RECORDS FOR THE TASK
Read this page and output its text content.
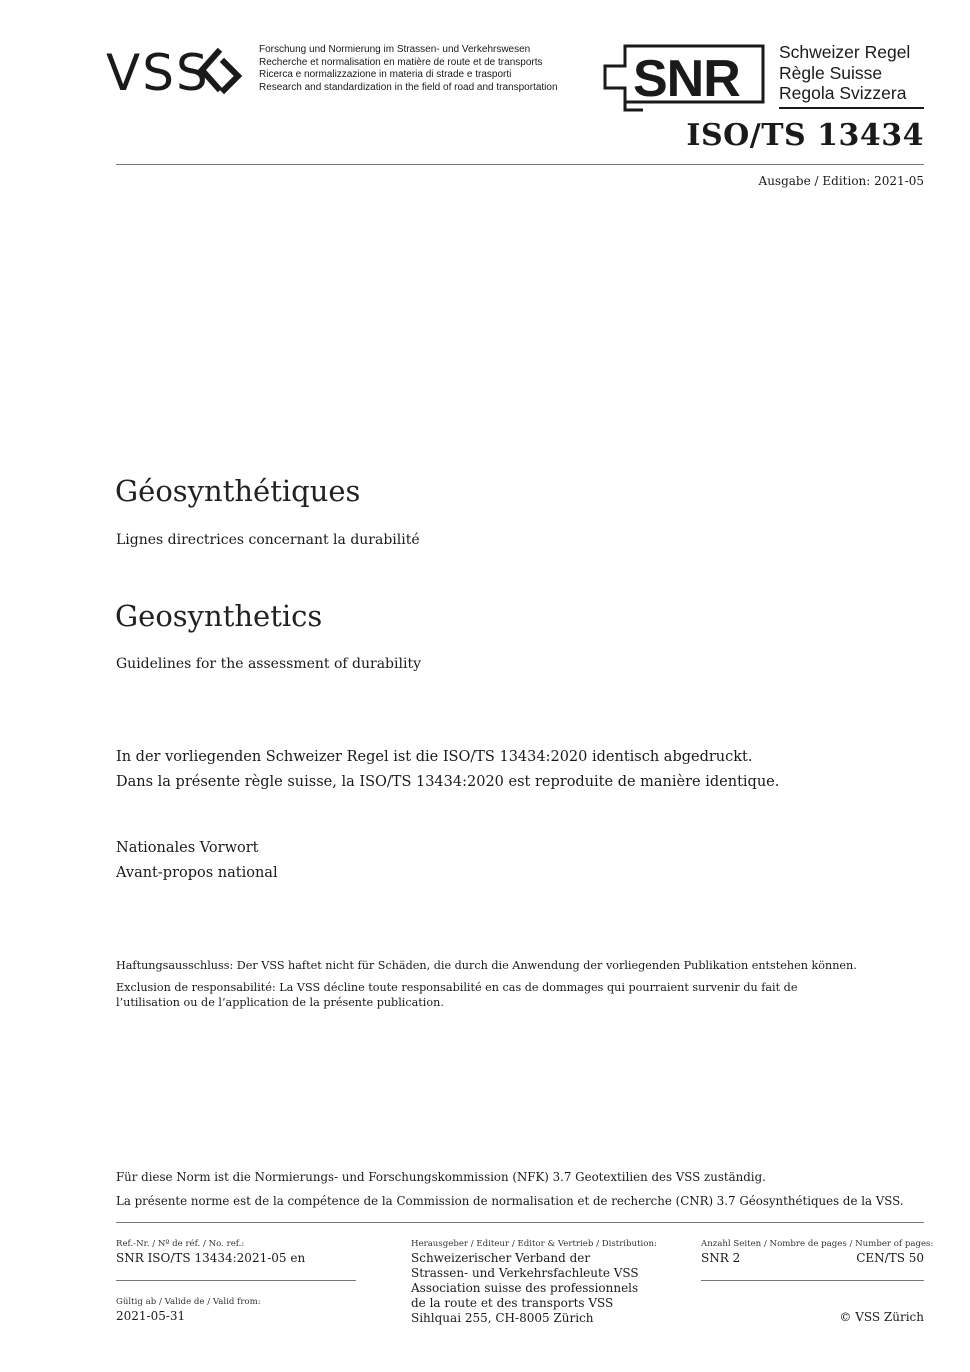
VSS	Forschung und Normierung im Strassen- und Verkehrswesen
Recherche et normalisation en matière de route et de transports
Ricerca e normalizzazione in materia di strade e trasporti
Research and standardization in the field of road and transportation SNR Schweizer Regel
Règle Suisse
Regola Svizzera
ISO/TS 13434
Ausgabe / Edition: 2021-05
Géosynthétiques
Lignes directrices concernant la durabilité
Geosynthetics
Guidelines for the assessment of durability
In der vorliegenden Schweizer Regel ist die ISO/TS 13434:2020 identisch abgedruckt.
Dans la présente règle suisse, la ISO/TS 13434:2020 est reproduite de manière identique.
Nationales Vorwort
Avant-propos national
Haftungsausschluss: Der VSS haftet nicht für Schäden, die durch die Anwendung der vorliegenden Publikation entstehen können.
Exclusion de responsabilité: La VSS décline toute responsabilité en cas de dommages qui pourraient survenir du fait de l’utilisation ou de l’application de la présente publication.
Für diese Norm ist die Normierungs- und Forschungskommission (NFK) 3.7 Geotextilien des VSS zuständig.
La présente norme est de la compétence de la Commission de normalisation et de recherche (CNR) 3.7 Géosynthétiques de la VSS.
Ref.-Nr. / Nº de réf. / No. ref.:
SNR ISO/TS 13434:2021-05 en
Gültig ab / Valide de / Valid from:
2021-05-31
Herausgeber / Editeur / Editor & Vertrieb / Distribution:
Schweizerischer Verband der
Strassen- und Verkehrsfachleute VSS
Association suisse des professionnels
de la route et des transports VSS
Sihlquai 255, CH-8005 Zürich
Anzahl Seiten / Nombre de pages / Number of pages:
SNR 2	CEN/TS 50
© VSS Zürich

WHAT THE EXERCISE ASKS
Filter the listing above for the string "normalisation" and copy every matching line.

THE SOLUTION
Recherche et normalisation en matière de route et de transports
La présente norme est de la compétence de la Commission de normalisation et de recherche (CNR) 3.7 Géosynthétiques de la VSS.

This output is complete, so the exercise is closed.